■ PROBLEM STATEMENT ■
Work out the number of lines in the listing that include the string "cout". Reply with that number alone.
╭──
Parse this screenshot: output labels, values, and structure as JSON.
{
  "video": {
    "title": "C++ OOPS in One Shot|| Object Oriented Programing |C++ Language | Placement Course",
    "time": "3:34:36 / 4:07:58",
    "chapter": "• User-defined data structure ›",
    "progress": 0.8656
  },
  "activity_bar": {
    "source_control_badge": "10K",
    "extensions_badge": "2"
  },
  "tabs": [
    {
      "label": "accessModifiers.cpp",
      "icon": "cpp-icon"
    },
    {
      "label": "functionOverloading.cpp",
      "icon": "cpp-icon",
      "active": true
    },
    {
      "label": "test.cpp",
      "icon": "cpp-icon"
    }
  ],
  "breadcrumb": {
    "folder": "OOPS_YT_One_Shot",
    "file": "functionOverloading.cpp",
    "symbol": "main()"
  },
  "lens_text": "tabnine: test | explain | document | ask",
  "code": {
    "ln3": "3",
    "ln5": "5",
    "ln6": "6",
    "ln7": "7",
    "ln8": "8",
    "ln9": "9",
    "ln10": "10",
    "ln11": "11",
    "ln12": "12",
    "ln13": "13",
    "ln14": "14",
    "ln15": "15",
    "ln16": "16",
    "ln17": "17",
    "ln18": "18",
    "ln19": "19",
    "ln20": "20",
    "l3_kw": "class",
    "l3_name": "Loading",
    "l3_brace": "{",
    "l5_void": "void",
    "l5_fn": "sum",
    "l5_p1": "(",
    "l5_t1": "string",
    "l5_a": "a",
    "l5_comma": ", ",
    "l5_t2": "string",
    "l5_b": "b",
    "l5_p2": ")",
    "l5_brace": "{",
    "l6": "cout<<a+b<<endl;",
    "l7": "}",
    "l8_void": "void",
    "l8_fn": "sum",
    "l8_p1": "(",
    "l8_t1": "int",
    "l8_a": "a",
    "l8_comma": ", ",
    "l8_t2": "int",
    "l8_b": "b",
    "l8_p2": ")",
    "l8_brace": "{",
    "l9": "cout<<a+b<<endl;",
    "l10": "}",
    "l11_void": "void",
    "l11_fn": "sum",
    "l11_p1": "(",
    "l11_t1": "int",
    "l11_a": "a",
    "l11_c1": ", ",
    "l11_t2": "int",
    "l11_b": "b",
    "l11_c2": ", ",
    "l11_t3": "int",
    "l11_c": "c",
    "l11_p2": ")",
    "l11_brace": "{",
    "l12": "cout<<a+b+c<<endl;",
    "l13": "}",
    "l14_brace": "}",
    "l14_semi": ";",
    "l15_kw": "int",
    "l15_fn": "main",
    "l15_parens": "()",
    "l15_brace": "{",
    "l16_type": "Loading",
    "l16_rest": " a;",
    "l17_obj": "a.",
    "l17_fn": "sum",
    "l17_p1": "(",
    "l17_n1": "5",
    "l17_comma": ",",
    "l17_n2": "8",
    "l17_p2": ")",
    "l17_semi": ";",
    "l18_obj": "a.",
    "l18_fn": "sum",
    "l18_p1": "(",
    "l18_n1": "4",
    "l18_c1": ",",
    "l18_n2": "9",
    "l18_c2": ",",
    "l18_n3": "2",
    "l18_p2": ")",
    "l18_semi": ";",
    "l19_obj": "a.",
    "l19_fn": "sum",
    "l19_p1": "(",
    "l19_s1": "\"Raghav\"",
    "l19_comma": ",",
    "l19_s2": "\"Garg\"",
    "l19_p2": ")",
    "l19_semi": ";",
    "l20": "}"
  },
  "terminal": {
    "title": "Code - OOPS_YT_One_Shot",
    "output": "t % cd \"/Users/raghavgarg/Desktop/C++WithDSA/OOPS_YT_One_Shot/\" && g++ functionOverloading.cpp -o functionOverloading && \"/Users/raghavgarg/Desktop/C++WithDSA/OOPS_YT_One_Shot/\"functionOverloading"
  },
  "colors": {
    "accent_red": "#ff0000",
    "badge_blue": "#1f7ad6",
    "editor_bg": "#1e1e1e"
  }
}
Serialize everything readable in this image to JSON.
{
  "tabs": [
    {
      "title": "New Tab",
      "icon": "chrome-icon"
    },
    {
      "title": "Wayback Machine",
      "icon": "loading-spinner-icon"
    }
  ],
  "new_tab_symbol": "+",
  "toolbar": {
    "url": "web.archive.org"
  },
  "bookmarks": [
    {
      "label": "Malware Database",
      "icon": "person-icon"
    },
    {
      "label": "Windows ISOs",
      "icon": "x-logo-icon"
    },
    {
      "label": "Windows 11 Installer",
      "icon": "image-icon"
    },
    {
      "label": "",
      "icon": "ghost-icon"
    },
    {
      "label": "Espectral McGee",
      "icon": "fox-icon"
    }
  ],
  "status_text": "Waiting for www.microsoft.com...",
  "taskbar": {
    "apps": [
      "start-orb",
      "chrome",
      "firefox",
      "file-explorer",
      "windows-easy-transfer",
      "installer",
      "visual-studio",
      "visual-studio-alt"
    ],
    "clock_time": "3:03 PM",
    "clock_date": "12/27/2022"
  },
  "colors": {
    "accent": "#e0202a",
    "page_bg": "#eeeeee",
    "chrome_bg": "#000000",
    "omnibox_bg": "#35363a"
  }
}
╰──
■ EXERCISE SOLUTION ■
3